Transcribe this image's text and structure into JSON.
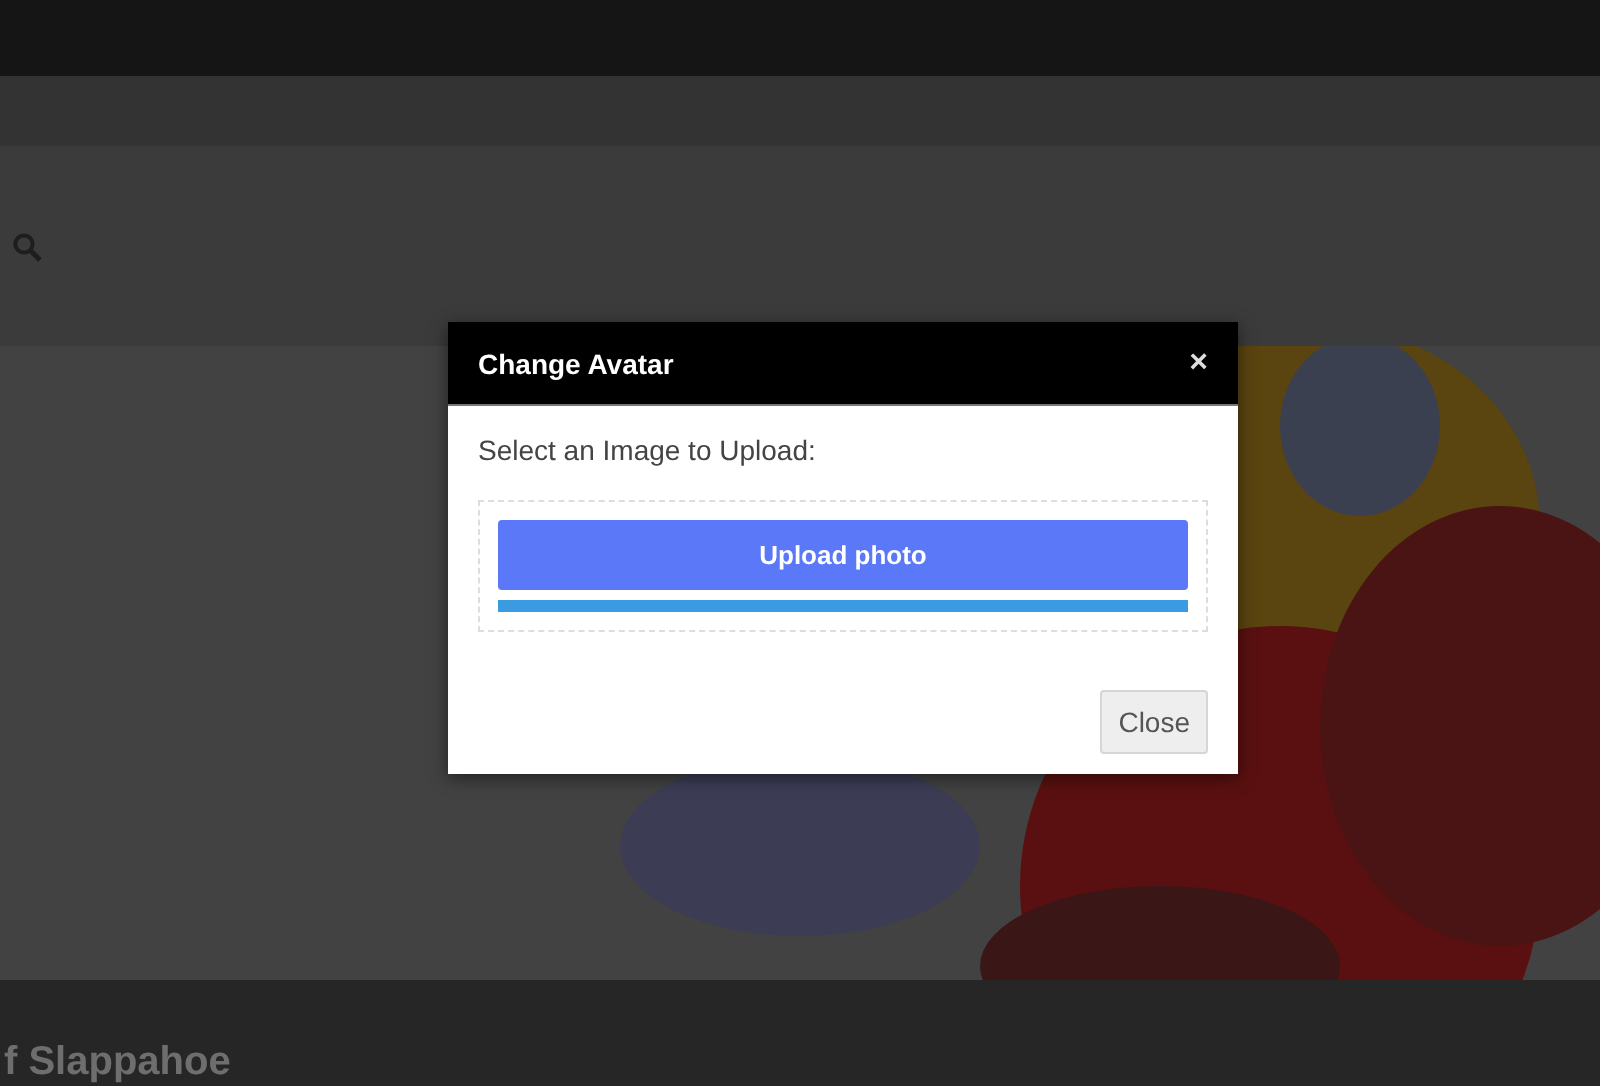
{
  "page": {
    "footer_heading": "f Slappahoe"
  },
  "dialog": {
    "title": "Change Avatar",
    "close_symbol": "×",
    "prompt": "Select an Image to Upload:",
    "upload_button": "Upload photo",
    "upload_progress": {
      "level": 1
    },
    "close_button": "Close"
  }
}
================================
Task description
Print every entry exactly as written, without the pictures.

Result for this task
Transcribe this image's text and structure into JSON.
{
  "page": {
    "footer_heading": "f Slappahoe"
  },
  "dialog": {
    "title": "Change Avatar",
    "close_symbol": "×",
    "prompt": "Select an Image to Upload:",
    "upload_button": "Upload photo",
    "upload_progress": {
      "level": 1
    },
    "close_button": "Close"
  }
}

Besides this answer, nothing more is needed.